■ **Problem A**
Say whether each statement agrees with the P-gp passage below. Answer yes or no for each, and quote the words of the passage that decide it.
(i) Among the Group 1 variants, compound 231 inhibited basal ATPase activities.
(ii) For the Group 1 compounds, the intracellular accumulation assays showed a statistically significant difference with and without tariquidar.
(iii) The repeated experiments used a cysteine-less form of human P-gp.
■ **Problem B**
Which five compounds does the P-gp passage below list as the Group 1 compounds?
■ **Problem C**
Continue the P-gp passage below, starting right after its final sentence.

■ **Extracted text**
==================================================

Effectiveness of the selective docking routines used on Group 1 variants to ensure targeting to the nucleotide binding domains and avoid the drug transport domains of P-gp. It was also of interest to investigate whether the subtractive docking routine performed on Group 1 variants added value to the overall process in selecting variants for synthesis and subsequent testing. Specifically, the docking selections employed were aimed at identifying compound 29 variants that preferentially bound to the nucleotide binding domains and were therefore not good transport substrates of P-gp. Comparison of the results from Group 1 compounds to the more traditional rationally designed Group 2 variants that were chosen without additional input on docking derived binding affinities to different substructures of the protein was therefore made. As can be seen in Table 5A, only compound 551 of the Group 1 variants selected through the ChemGen/docking routines stimulated “basal” ATP hydrolysis rates, and compound 231 inhibited basal ATPase activities. Intracellular accumulation assays which more directly measure whether a compound is a transport substrate of P-gp (see reference²⁸) confirmed the predictions (Table 5, FIG. 17). The lack of statistical difference in the results of the intracellular accumulation assays in the presence and absence of the strong P-gp inhibitor tariquidar (Table 5, FIG. 17) for all five Group 1 compounds (compounds 216, 227, 231, 541 and 551) strongly suggests that none of the Group 1 compounds functions as a transport substrate of P-gp. To evaluate whether the stimulatory effect on basal ATPase activity of 551 may have been due to the fact that these biochemical assays were performed using a cysteine-less variant of the mouse MDR3 P-glycoprotein and not the human isoform, the experiments were repeated using normal (not cysteine-less) human P-gp that had been reconstituted into nanodiscs for enhanced stability. The results presented in Table 6 indicate that none of the 29 variants, nor 29 itself, stimulated basal ATP hydrolysis but that, in contrast, several of them inhibited basal ATPase activity.

==================================================

■ **Given data**

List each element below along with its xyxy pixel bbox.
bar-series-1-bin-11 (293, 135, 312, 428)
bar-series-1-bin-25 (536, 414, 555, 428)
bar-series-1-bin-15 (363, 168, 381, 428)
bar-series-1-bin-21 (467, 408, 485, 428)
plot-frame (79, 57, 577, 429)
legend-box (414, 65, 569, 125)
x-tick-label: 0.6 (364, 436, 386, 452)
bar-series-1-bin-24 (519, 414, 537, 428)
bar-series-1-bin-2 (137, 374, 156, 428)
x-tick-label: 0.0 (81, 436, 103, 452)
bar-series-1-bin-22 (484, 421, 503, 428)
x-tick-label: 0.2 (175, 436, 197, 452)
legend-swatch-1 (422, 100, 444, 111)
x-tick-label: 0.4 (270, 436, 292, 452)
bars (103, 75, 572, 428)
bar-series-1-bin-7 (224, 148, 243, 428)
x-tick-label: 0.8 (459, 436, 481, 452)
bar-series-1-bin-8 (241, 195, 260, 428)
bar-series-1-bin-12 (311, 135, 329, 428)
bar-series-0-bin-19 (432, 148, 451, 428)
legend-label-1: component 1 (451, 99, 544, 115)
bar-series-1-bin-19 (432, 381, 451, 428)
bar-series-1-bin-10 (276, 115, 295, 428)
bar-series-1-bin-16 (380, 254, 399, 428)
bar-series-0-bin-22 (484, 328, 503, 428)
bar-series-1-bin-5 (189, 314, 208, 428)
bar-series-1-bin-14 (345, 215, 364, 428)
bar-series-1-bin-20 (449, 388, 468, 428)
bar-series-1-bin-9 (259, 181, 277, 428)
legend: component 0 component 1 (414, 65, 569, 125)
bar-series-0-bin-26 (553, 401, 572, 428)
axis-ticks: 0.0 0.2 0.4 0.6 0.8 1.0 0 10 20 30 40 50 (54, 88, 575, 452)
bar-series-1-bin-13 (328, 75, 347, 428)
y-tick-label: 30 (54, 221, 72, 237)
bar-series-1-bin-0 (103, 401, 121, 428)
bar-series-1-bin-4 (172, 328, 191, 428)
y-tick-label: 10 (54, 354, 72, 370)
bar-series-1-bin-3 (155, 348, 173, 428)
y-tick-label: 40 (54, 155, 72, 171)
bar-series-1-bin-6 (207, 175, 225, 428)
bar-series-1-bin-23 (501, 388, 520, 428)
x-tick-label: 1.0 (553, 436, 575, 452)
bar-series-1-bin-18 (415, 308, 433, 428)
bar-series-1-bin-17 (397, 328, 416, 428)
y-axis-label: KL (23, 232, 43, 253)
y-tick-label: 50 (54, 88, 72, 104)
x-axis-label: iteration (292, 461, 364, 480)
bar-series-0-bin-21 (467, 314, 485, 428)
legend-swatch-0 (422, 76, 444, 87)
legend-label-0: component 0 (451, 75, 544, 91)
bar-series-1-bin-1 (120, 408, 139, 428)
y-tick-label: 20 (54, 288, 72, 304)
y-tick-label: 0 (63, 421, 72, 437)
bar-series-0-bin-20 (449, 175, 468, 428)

==================================================

■ **Answer space A**
(i) Yes: "compound 231 inhibited basal ATPase activities"
(ii) No: "The lack of statistical difference in the results of the intracellular accumulation assays in the presence and absence of the strong P-gp inhibitor tariquidar"
(iii) No: "normal (not cysteine-less) human P-gp that had been reconstituted into nanodiscs for enhanced stability"

■ **Answer space B**
Compounds 216, 227, 231, 541 and 551.

■ **Answer space C**
On the other hand, intracellular accumulation data (summarized in Table 5) and stimulation of “basal” ATP hydrolysis activity of the mouse cysteine-less P-gp that was induced by Group 2 compounds 238, 255 and 286 (also summarized in Table 5) correlated quite well. Although the intracellular accumulation for compound 280 with or without addition of tariquidar were not observed to be significantly different, compound 280 did stimulate “basal” ATP hydrolysis in the absence of any other added transport substrate, which may indicate that this compound may also be a transport substrate of P-gp. However, the lack of stimulation of the human P-gp lets this conclusion be more doubtful. Compound 278 of Group 2 did not show differences in intracellular accumulation with or without tariquidar, but showed strong inhibition of both “basal” and verapamil-stimulated ATP hydrolysis of both orthologous enzymes. Compound 278 is therefore the only member of Group 2 that one can conclude is definitely not a transport substrate of P-gp, while 4 of the 5 Group 2 compounds either were transport substrates of P-gp or were potentially transport substrates of P-gp. In contrast to these conclusions, none of the five Group 1 molecules were transported by P-gp. Although the general case cannot be statistically proven since the number of synthesized and tested variants was too small, these studies show that the ChemGen produced variants that were selected against interactions at drug transporting structures on P-gp were much more likely not to be transport substrates of P-gp (five of five Group 1 variants were not observed to be transport substrates) than the Group 2 molecules that did not undergo the docking counter-selection procedures (where 4 out of 5 molecules were likely or potentially transport substrates for P-gp). It is very clear therefore that the docking and counter-selections were very effective in identifying 29 variants that were not transported by P-gp and that these procedures out-performed the rationally designed molecules that were not subjected to these selections.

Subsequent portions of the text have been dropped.